[Begin Raw records]

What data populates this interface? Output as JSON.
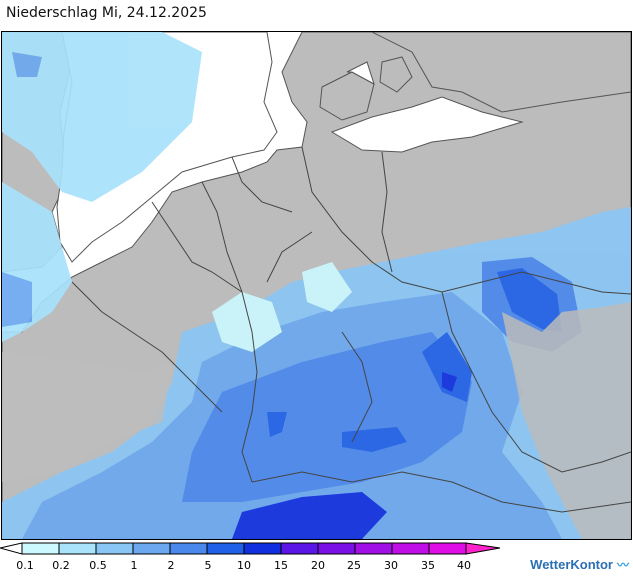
{
  "title": "Niederschlag Mi, 24.12.2025",
  "brand": {
    "name": "WetterKontor",
    "icon": "wave-logo-icon"
  },
  "legend": {
    "labels": [
      "0.1",
      "0.2",
      "0.5",
      "1",
      "2",
      "5",
      "10",
      "15",
      "20",
      "25",
      "30",
      "35",
      "40"
    ],
    "colors": [
      "#ffffff",
      "#ccf8ff",
      "#a8e2fb",
      "#8ac6f5",
      "#6ba8f0",
      "#4b88ec",
      "#2060e8",
      "#1030e0",
      "#5a16e6",
      "#7a10e6",
      "#a010e6",
      "#c00ee6",
      "#e00ee6",
      "#ff22cc"
    ]
  },
  "map_colors": {
    "land": "#bcbcbc",
    "water": "#ffffff",
    "border": "#444444"
  }
}
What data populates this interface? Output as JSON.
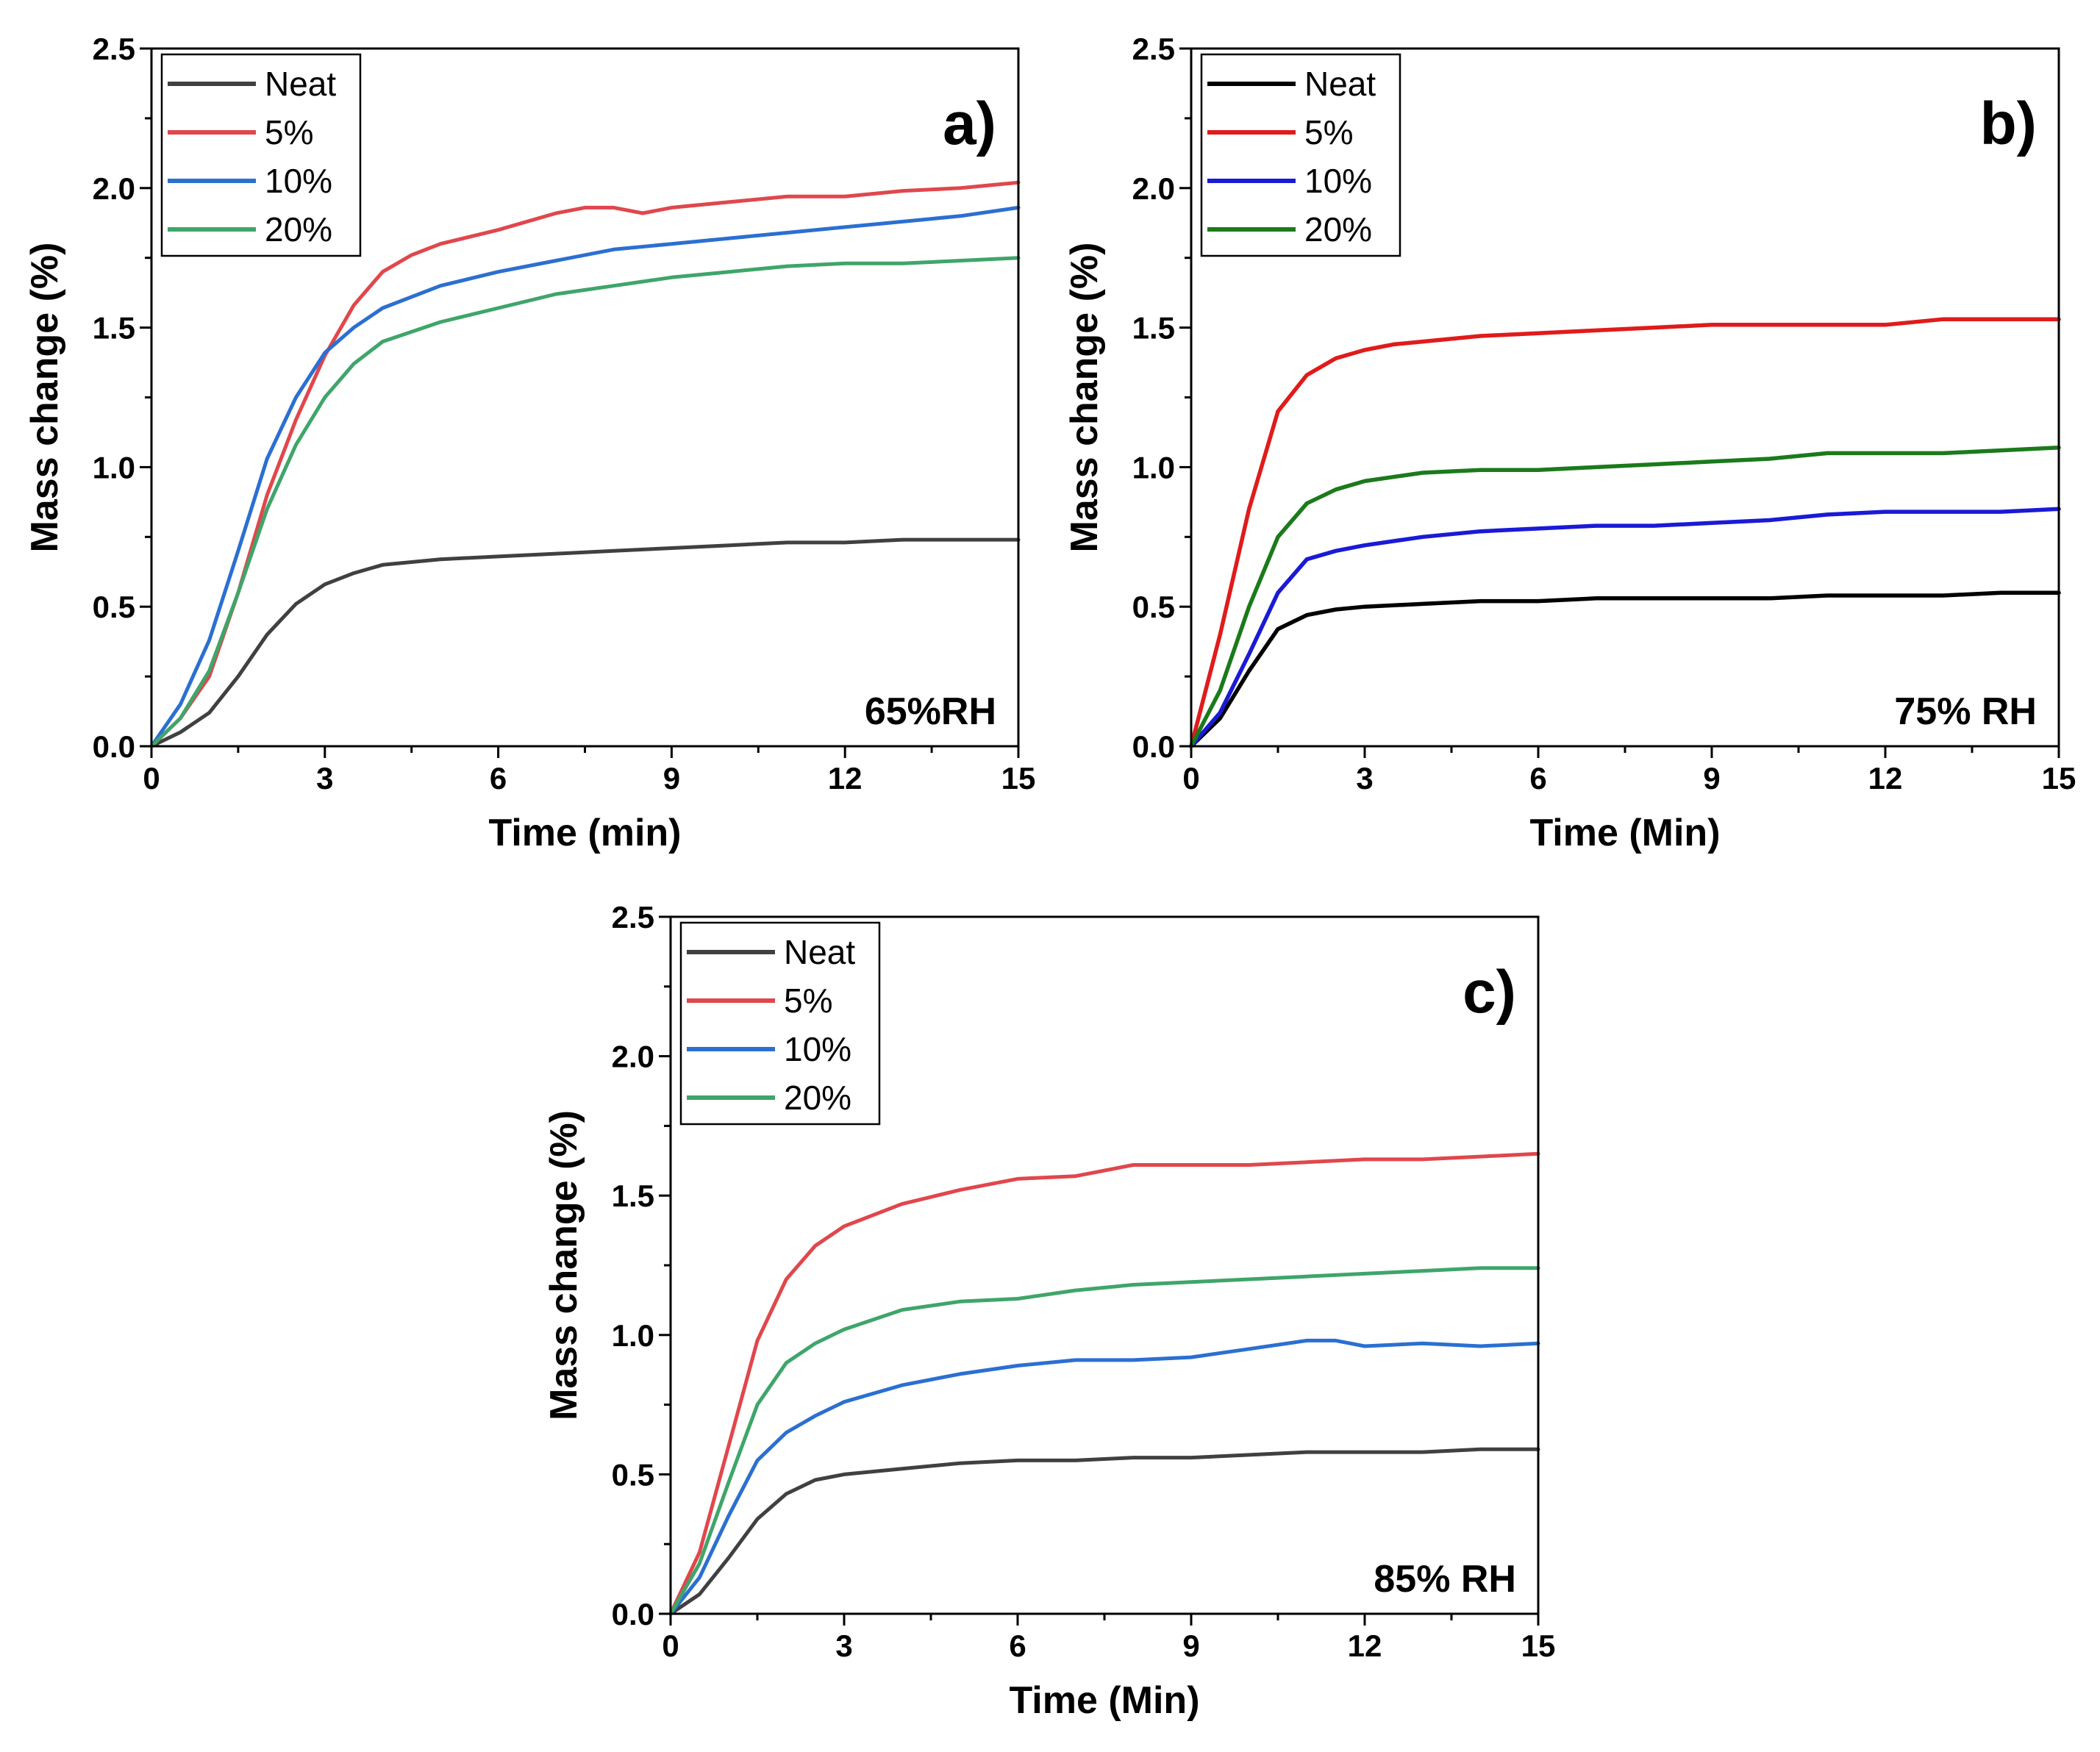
{
  "chart_data": [
    {
      "type": "line",
      "panel": "a)",
      "annotation": "65%RH",
      "xlabel": "Time (min)",
      "ylabel": "Mass change (%)",
      "xlim": [
        0,
        15
      ],
      "ylim": [
        0,
        2.5
      ],
      "xticks": [
        0,
        3,
        6,
        9,
        12,
        15
      ],
      "yticks": [
        0.0,
        0.5,
        1.0,
        1.5,
        2.0,
        2.5
      ],
      "xtick_labels": [
        "0",
        "3",
        "6",
        "9",
        "12",
        "15"
      ],
      "ytick_labels": [
        "0.0",
        "0.5",
        "1.0",
        "1.5",
        "2.0",
        "2.5"
      ],
      "legend_position": "top-left",
      "grid": false,
      "series": [
        {
          "name": "Neat",
          "color": "#404040",
          "x": [
            0,
            0.5,
            1,
            1.5,
            2,
            2.5,
            3,
            3.5,
            4,
            5,
            6,
            7,
            8,
            9,
            10,
            11,
            12,
            13,
            14,
            15
          ],
          "y": [
            0,
            0.05,
            0.12,
            0.25,
            0.4,
            0.51,
            0.58,
            0.62,
            0.65,
            0.67,
            0.68,
            0.69,
            0.7,
            0.71,
            0.72,
            0.73,
            0.73,
            0.74,
            0.74,
            0.74
          ]
        },
        {
          "name": "5%",
          "color": "#e0474c",
          "x": [
            0,
            0.5,
            1,
            1.5,
            2,
            2.5,
            3,
            3.5,
            4,
            4.5,
            5,
            6,
            7,
            7.5,
            8,
            8.5,
            9,
            10,
            11,
            12,
            13,
            14,
            15
          ],
          "y": [
            0,
            0.1,
            0.25,
            0.55,
            0.9,
            1.17,
            1.4,
            1.58,
            1.7,
            1.76,
            1.8,
            1.85,
            1.91,
            1.93,
            1.93,
            1.91,
            1.93,
            1.95,
            1.97,
            1.97,
            1.99,
            2.0,
            2.02
          ]
        },
        {
          "name": "10%",
          "color": "#2b6fd1",
          "x": [
            0,
            0.5,
            1,
            1.5,
            2,
            2.5,
            3,
            3.5,
            4,
            5,
            6,
            7,
            8,
            9,
            10,
            11,
            12,
            13,
            14,
            15
          ],
          "y": [
            0,
            0.15,
            0.38,
            0.7,
            1.03,
            1.25,
            1.41,
            1.5,
            1.57,
            1.65,
            1.7,
            1.74,
            1.78,
            1.8,
            1.82,
            1.84,
            1.86,
            1.88,
            1.9,
            1.93
          ]
        },
        {
          "name": "20%",
          "color": "#3fa56a",
          "x": [
            0,
            0.5,
            1,
            1.5,
            2,
            2.5,
            3,
            3.5,
            4,
            5,
            6,
            7,
            8,
            9,
            10,
            11,
            12,
            13,
            14,
            15
          ],
          "y": [
            0,
            0.1,
            0.27,
            0.55,
            0.85,
            1.08,
            1.25,
            1.37,
            1.45,
            1.52,
            1.57,
            1.62,
            1.65,
            1.68,
            1.7,
            1.72,
            1.73,
            1.73,
            1.74,
            1.75
          ]
        }
      ]
    },
    {
      "type": "line",
      "panel": "b)",
      "annotation": "75% RH",
      "xlabel": "Time (Min)",
      "ylabel": "Mass change (%)",
      "xlim": [
        0,
        15
      ],
      "ylim": [
        0,
        2.5
      ],
      "xticks": [
        0,
        3,
        6,
        9,
        12,
        15
      ],
      "yticks": [
        0.0,
        0.5,
        1.0,
        1.5,
        2.0,
        2.5
      ],
      "xtick_labels": [
        "0",
        "3",
        "6",
        "9",
        "12",
        "15"
      ],
      "ytick_labels": [
        "0.0",
        "0.5",
        "1.0",
        "1.5",
        "2.0",
        "2.5"
      ],
      "legend_position": "top-left",
      "grid": false,
      "series": [
        {
          "name": "Neat",
          "color": "#000000",
          "x": [
            0,
            0.5,
            1,
            1.5,
            2,
            2.5,
            3,
            4,
            5,
            6,
            7,
            8,
            9,
            10,
            11,
            12,
            13,
            14,
            15
          ],
          "y": [
            0,
            0.1,
            0.27,
            0.42,
            0.47,
            0.49,
            0.5,
            0.51,
            0.52,
            0.52,
            0.53,
            0.53,
            0.53,
            0.53,
            0.54,
            0.54,
            0.54,
            0.55,
            0.55
          ]
        },
        {
          "name": "5%",
          "color": "#e01b1b",
          "x": [
            0,
            0.5,
            1,
            1.5,
            2,
            2.5,
            3,
            3.5,
            4,
            5,
            6,
            7,
            8,
            9,
            10,
            11,
            12,
            13,
            14,
            15
          ],
          "y": [
            0,
            0.4,
            0.85,
            1.2,
            1.33,
            1.39,
            1.42,
            1.44,
            1.45,
            1.47,
            1.48,
            1.49,
            1.5,
            1.51,
            1.51,
            1.51,
            1.51,
            1.53,
            1.53,
            1.53
          ]
        },
        {
          "name": "10%",
          "color": "#1a1ad6",
          "x": [
            0,
            0.5,
            1,
            1.5,
            2,
            2.5,
            3,
            4,
            5,
            6,
            7,
            8,
            9,
            10,
            11,
            12,
            13,
            14,
            15
          ],
          "y": [
            0,
            0.12,
            0.33,
            0.55,
            0.67,
            0.7,
            0.72,
            0.75,
            0.77,
            0.78,
            0.79,
            0.79,
            0.8,
            0.81,
            0.83,
            0.84,
            0.84,
            0.84,
            0.85
          ]
        },
        {
          "name": "20%",
          "color": "#1b7a1b",
          "x": [
            0,
            0.5,
            1,
            1.5,
            2,
            2.5,
            3,
            4,
            5,
            6,
            7,
            8,
            9,
            10,
            11,
            12,
            13,
            14,
            15
          ],
          "y": [
            0,
            0.2,
            0.5,
            0.75,
            0.87,
            0.92,
            0.95,
            0.98,
            0.99,
            0.99,
            1.0,
            1.01,
            1.02,
            1.03,
            1.05,
            1.05,
            1.05,
            1.06,
            1.07
          ]
        }
      ]
    },
    {
      "type": "line",
      "panel": "c)",
      "annotation": "85% RH",
      "xlabel": "Time (Min)",
      "ylabel": "Mass change (%)",
      "xlim": [
        0,
        15
      ],
      "ylim": [
        0,
        2.5
      ],
      "xticks": [
        0,
        3,
        6,
        9,
        12,
        15
      ],
      "yticks": [
        0.0,
        0.5,
        1.0,
        1.5,
        2.0,
        2.5
      ],
      "xtick_labels": [
        "0",
        "3",
        "6",
        "9",
        "12",
        "15"
      ],
      "ytick_labels": [
        "0.0",
        "0.5",
        "1.0",
        "1.5",
        "2.0",
        "2.5"
      ],
      "legend_position": "top-left",
      "grid": false,
      "series": [
        {
          "name": "Neat",
          "color": "#404040",
          "x": [
            0,
            0.5,
            1,
            1.5,
            2,
            2.5,
            3,
            4,
            5,
            6,
            7,
            8,
            9,
            10,
            11,
            12,
            13,
            14,
            15
          ],
          "y": [
            0,
            0.07,
            0.2,
            0.34,
            0.43,
            0.48,
            0.5,
            0.52,
            0.54,
            0.55,
            0.55,
            0.56,
            0.56,
            0.57,
            0.58,
            0.58,
            0.58,
            0.59,
            0.59
          ]
        },
        {
          "name": "5%",
          "color": "#e0474c",
          "x": [
            0,
            0.5,
            1,
            1.5,
            2,
            2.5,
            3,
            4,
            5,
            6,
            7,
            8,
            9,
            10,
            11,
            12,
            13,
            14,
            15
          ],
          "y": [
            0,
            0.22,
            0.6,
            0.98,
            1.2,
            1.32,
            1.39,
            1.47,
            1.52,
            1.56,
            1.57,
            1.61,
            1.61,
            1.61,
            1.62,
            1.63,
            1.63,
            1.64,
            1.65
          ]
        },
        {
          "name": "10%",
          "color": "#2b6fd1",
          "x": [
            0,
            0.5,
            1,
            1.5,
            2,
            2.5,
            3,
            4,
            5,
            6,
            7,
            8,
            9,
            10,
            11,
            11.5,
            12,
            13,
            14,
            15
          ],
          "y": [
            0,
            0.13,
            0.35,
            0.55,
            0.65,
            0.71,
            0.76,
            0.82,
            0.86,
            0.89,
            0.91,
            0.91,
            0.92,
            0.95,
            0.98,
            0.98,
            0.96,
            0.97,
            0.96,
            0.97
          ]
        },
        {
          "name": "20%",
          "color": "#3fa56a",
          "x": [
            0,
            0.5,
            1,
            1.5,
            2,
            2.5,
            3,
            4,
            5,
            6,
            7,
            8,
            9,
            10,
            11,
            12,
            13,
            14,
            15
          ],
          "y": [
            0,
            0.18,
            0.47,
            0.75,
            0.9,
            0.97,
            1.02,
            1.09,
            1.12,
            1.13,
            1.16,
            1.18,
            1.19,
            1.2,
            1.21,
            1.22,
            1.23,
            1.24,
            1.24
          ]
        }
      ]
    }
  ]
}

[End Raw records]

* _Written instruction_: What is the number of lines in the data above that include the word "annotation"? Answer with that number only.

* _Exercise answer_: 3